begin SUPPLIED MATERIAL

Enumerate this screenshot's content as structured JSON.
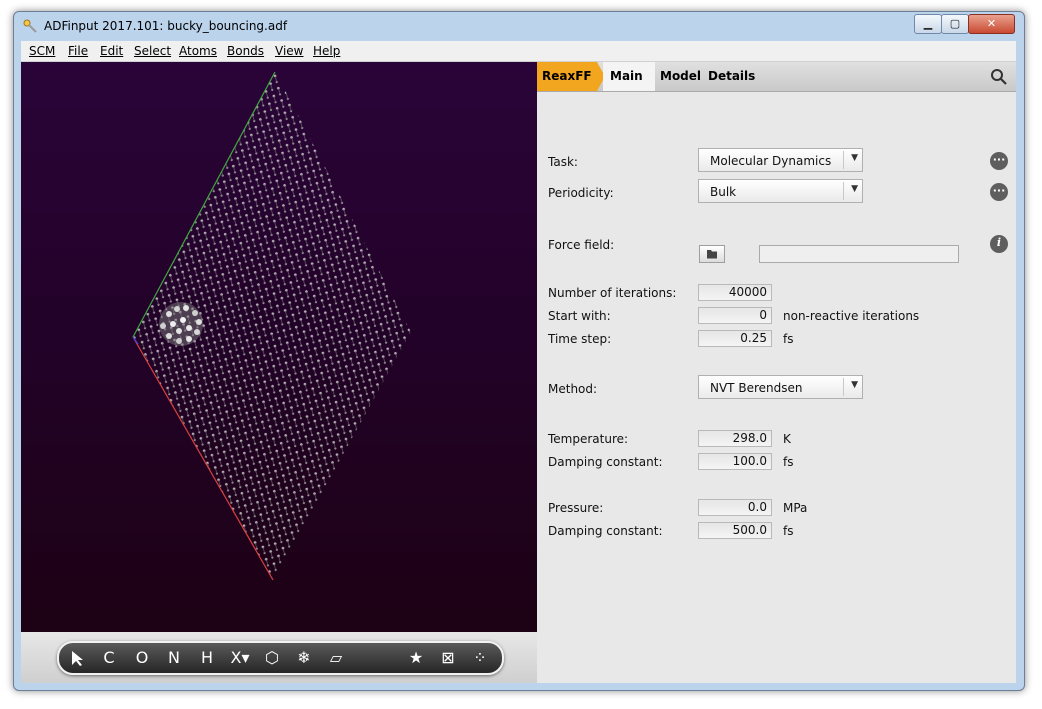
{
  "window": {
    "title": "ADFinput 2017.101: bucky_bouncing.adf",
    "minimize_label": "▁",
    "maximize_label": "▢",
    "close_label": "✕"
  },
  "menu": [
    "SCM",
    "File",
    "Edit",
    "Select",
    "Atoms",
    "Bonds",
    "View",
    "Help"
  ],
  "toolbar": {
    "tools": [
      {
        "name": "select-arrow-tool",
        "label": ""
      },
      {
        "name": "carbon-tool",
        "label": "C"
      },
      {
        "name": "oxygen-tool",
        "label": "O"
      },
      {
        "name": "nitrogen-tool",
        "label": "N"
      },
      {
        "name": "hydrogen-tool",
        "label": "H"
      },
      {
        "name": "other-element-tool",
        "label": "X▾"
      },
      {
        "name": "ring-tool",
        "label": "⬡"
      },
      {
        "name": "structures-tool",
        "label": "❄"
      },
      {
        "name": "plane-tool",
        "label": "▱"
      },
      {
        "name": "favorites-tool",
        "label": "★"
      },
      {
        "name": "crystal-tool",
        "label": "⊠"
      },
      {
        "name": "more-tools",
        "label": "⁘"
      }
    ]
  },
  "tabs": {
    "reaxff": "ReaxFF",
    "main": "Main",
    "model": "Model",
    "details": "Details"
  },
  "colors": {
    "accent": "#f2a51e",
    "viewer_top": "#2a0438",
    "viewer_bottom": "#1c0110",
    "axis_x": "#d84040",
    "axis_y": "#3fa63f"
  },
  "form": {
    "task_label": "Task:",
    "task_value": "Molecular Dynamics",
    "periodicity_label": "Periodicity:",
    "periodicity_value": "Bulk",
    "forcefield_label": "Force field:",
    "forcefield_value": "",
    "iterations_label": "Number of iterations:",
    "iterations_value": "40000",
    "startwith_label": "Start with:",
    "startwith_value": "0",
    "startwith_unit": "non-reactive iterations",
    "timestep_label": "Time step:",
    "timestep_value": "0.25",
    "timestep_unit": "fs",
    "method_label": "Method:",
    "method_value": "NVT Berendsen",
    "temperature_label": "Temperature:",
    "temperature_value": "298.0",
    "temperature_unit": "K",
    "tdamping_label": "Damping constant:",
    "tdamping_value": "100.0",
    "tdamping_unit": "fs",
    "pressure_label": "Pressure:",
    "pressure_value": "0.0",
    "pressure_unit": "MPa",
    "pdamping_label": "Damping constant:",
    "pdamping_value": "500.0",
    "pdamping_unit": "fs",
    "more_label": "···",
    "info_label": "i"
  }
}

end SUPPLIED MATERIAL

EXERCISE AIM |
Skip the pictures, then retype every line above exactly.

SOLUTION TO THE PROBLEM |
Enumerate this screenshot's content as structured JSON.
{
  "window": {
    "title": "ADFinput 2017.101: bucky_bouncing.adf",
    "minimize_label": "▁",
    "maximize_label": "▢",
    "close_label": "✕"
  },
  "menu": [
    "SCM",
    "File",
    "Edit",
    "Select",
    "Atoms",
    "Bonds",
    "View",
    "Help"
  ],
  "toolbar": {
    "tools": [
      {
        "name": "select-arrow-tool",
        "label": ""
      },
      {
        "name": "carbon-tool",
        "label": "C"
      },
      {
        "name": "oxygen-tool",
        "label": "O"
      },
      {
        "name": "nitrogen-tool",
        "label": "N"
      },
      {
        "name": "hydrogen-tool",
        "label": "H"
      },
      {
        "name": "other-element-tool",
        "label": "X▾"
      },
      {
        "name": "ring-tool",
        "label": "⬡"
      },
      {
        "name": "structures-tool",
        "label": "❄"
      },
      {
        "name": "plane-tool",
        "label": "▱"
      },
      {
        "name": "favorites-tool",
        "label": "★"
      },
      {
        "name": "crystal-tool",
        "label": "⊠"
      },
      {
        "name": "more-tools",
        "label": "⁘"
      }
    ]
  },
  "tabs": {
    "reaxff": "ReaxFF",
    "main": "Main",
    "model": "Model",
    "details": "Details"
  },
  "colors": {
    "accent": "#f2a51e",
    "viewer_top": "#2a0438",
    "viewer_bottom": "#1c0110",
    "axis_x": "#d84040",
    "axis_y": "#3fa63f"
  },
  "form": {
    "task_label": "Task:",
    "task_value": "Molecular Dynamics",
    "periodicity_label": "Periodicity:",
    "periodicity_value": "Bulk",
    "forcefield_label": "Force field:",
    "forcefield_value": "",
    "iterations_label": "Number of iterations:",
    "iterations_value": "40000",
    "startwith_label": "Start with:",
    "startwith_value": "0",
    "startwith_unit": "non-reactive iterations",
    "timestep_label": "Time step:",
    "timestep_value": "0.25",
    "timestep_unit": "fs",
    "method_label": "Method:",
    "method_value": "NVT Berendsen",
    "temperature_label": "Temperature:",
    "temperature_value": "298.0",
    "temperature_unit": "K",
    "tdamping_label": "Damping constant:",
    "tdamping_value": "100.0",
    "tdamping_unit": "fs",
    "pressure_label": "Pressure:",
    "pressure_value": "0.0",
    "pressure_unit": "MPa",
    "pdamping_label": "Damping constant:",
    "pdamping_value": "500.0",
    "pdamping_unit": "fs",
    "more_label": "···",
    "info_label": "i"
  }
}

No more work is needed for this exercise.